--- Objective ---
Give only a count of the lines that include the string "Palestine".

--- Data in this exercise ---

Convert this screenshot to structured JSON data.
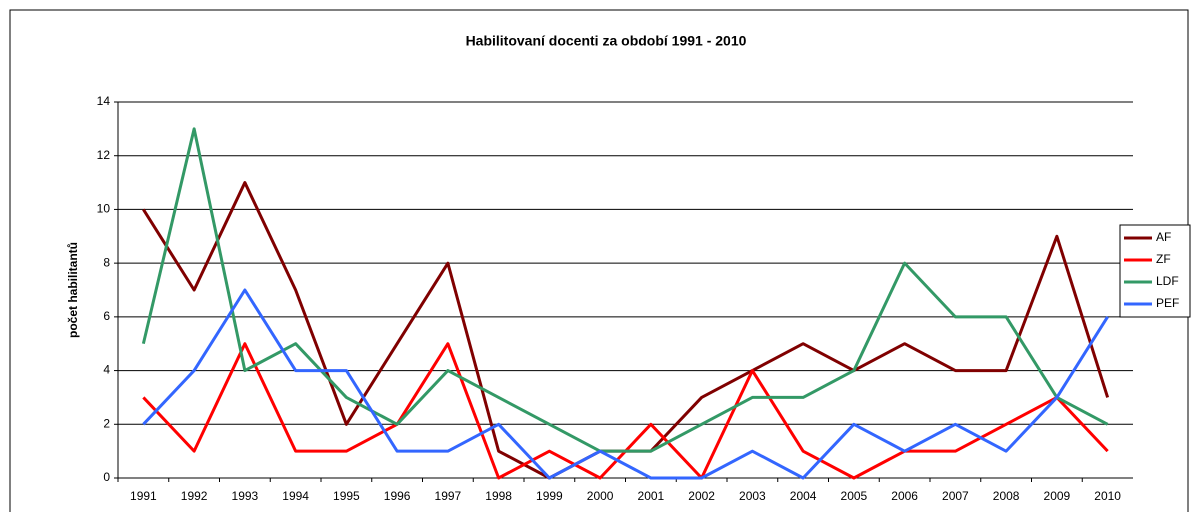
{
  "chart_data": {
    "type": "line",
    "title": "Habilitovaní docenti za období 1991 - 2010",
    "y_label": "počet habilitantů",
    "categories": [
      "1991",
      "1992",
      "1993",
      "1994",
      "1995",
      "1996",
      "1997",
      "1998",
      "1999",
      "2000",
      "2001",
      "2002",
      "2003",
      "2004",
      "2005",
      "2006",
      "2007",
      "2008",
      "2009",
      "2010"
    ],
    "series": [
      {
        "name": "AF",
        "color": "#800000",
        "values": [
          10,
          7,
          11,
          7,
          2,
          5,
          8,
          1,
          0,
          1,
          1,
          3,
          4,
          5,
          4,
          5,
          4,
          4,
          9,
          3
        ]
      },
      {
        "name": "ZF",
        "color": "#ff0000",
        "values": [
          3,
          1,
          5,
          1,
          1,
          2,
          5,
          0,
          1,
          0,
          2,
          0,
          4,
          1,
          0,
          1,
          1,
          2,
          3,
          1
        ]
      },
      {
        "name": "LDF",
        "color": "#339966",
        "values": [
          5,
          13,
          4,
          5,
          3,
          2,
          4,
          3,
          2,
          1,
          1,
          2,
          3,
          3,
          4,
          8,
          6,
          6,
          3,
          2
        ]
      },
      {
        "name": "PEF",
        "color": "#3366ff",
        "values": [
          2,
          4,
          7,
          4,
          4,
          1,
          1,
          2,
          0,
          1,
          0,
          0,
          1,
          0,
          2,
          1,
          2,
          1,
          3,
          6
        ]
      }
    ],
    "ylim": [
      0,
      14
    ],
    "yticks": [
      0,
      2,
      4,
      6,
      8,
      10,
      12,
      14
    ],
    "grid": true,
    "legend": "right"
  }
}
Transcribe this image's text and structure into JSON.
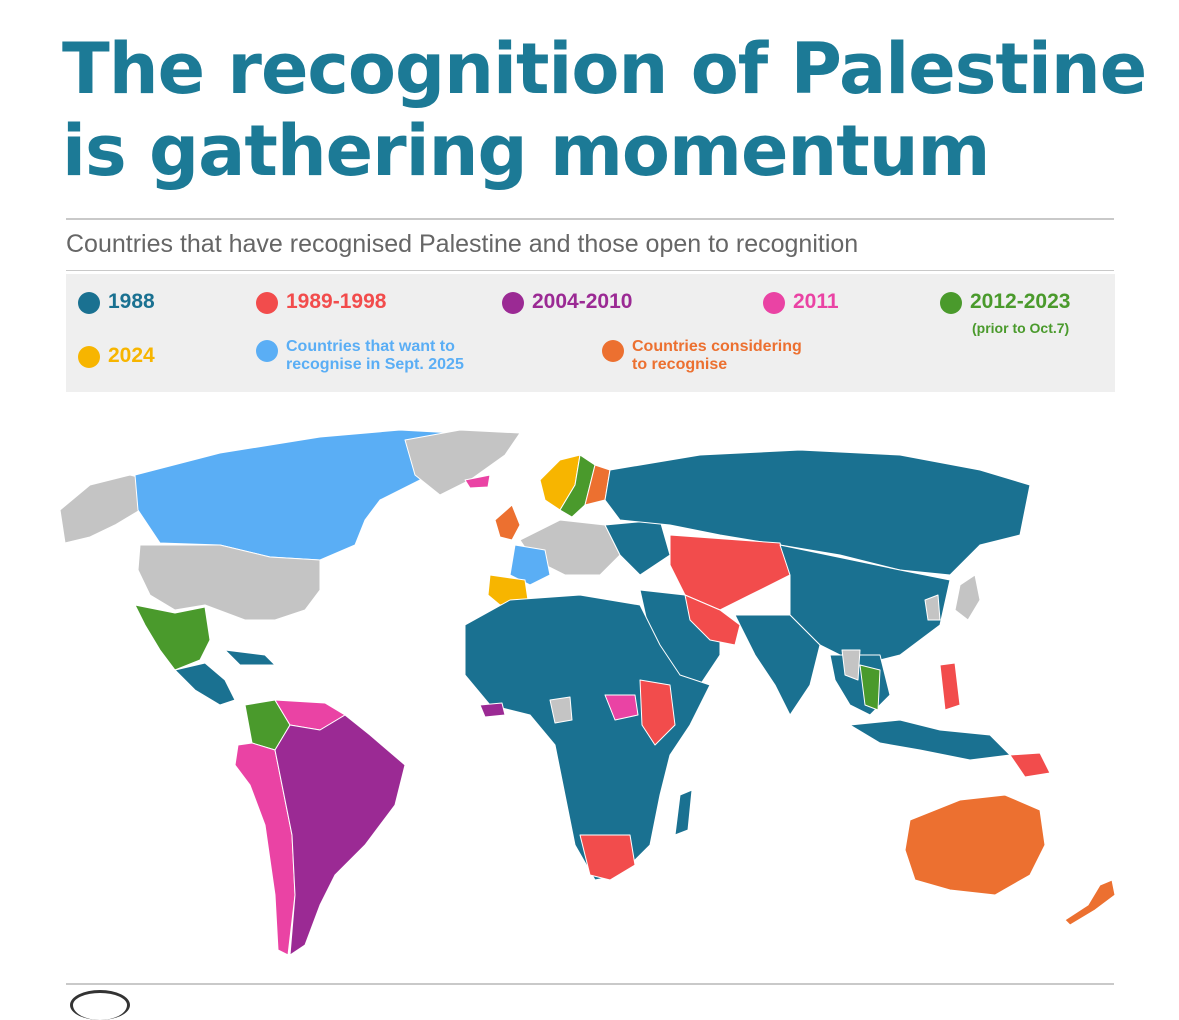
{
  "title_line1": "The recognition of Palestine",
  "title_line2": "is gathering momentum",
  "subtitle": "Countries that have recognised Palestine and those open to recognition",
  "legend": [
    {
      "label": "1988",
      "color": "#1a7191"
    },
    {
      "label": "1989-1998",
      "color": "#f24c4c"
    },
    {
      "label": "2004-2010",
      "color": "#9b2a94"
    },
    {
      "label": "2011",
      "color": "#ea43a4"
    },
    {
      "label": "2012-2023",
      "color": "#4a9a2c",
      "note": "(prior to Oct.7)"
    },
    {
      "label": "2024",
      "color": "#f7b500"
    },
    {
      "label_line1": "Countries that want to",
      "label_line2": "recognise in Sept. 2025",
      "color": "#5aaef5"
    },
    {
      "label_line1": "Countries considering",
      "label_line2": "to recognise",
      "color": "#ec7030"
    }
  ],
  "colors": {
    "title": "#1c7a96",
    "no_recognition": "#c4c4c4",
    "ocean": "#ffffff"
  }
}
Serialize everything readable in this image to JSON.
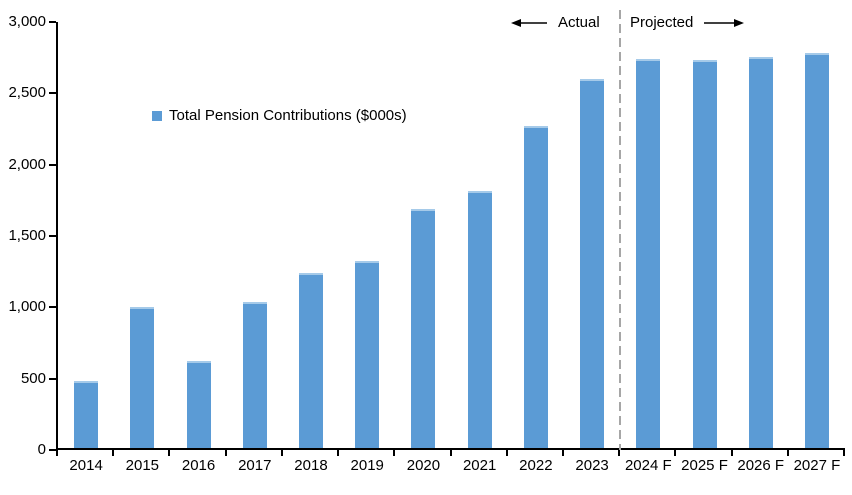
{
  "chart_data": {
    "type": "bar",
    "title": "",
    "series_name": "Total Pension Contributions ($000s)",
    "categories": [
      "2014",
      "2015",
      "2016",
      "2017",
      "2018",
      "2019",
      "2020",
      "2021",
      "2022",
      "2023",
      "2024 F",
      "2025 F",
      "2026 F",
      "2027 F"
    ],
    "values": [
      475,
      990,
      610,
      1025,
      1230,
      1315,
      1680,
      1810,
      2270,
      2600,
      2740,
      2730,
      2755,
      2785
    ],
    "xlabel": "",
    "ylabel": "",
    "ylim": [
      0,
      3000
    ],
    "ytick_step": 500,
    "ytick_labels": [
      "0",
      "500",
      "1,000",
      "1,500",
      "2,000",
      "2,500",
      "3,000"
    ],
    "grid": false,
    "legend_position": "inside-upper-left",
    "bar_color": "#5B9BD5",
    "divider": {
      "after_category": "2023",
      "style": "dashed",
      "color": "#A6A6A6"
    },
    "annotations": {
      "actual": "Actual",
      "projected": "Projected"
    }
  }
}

--- Exercise result ---
2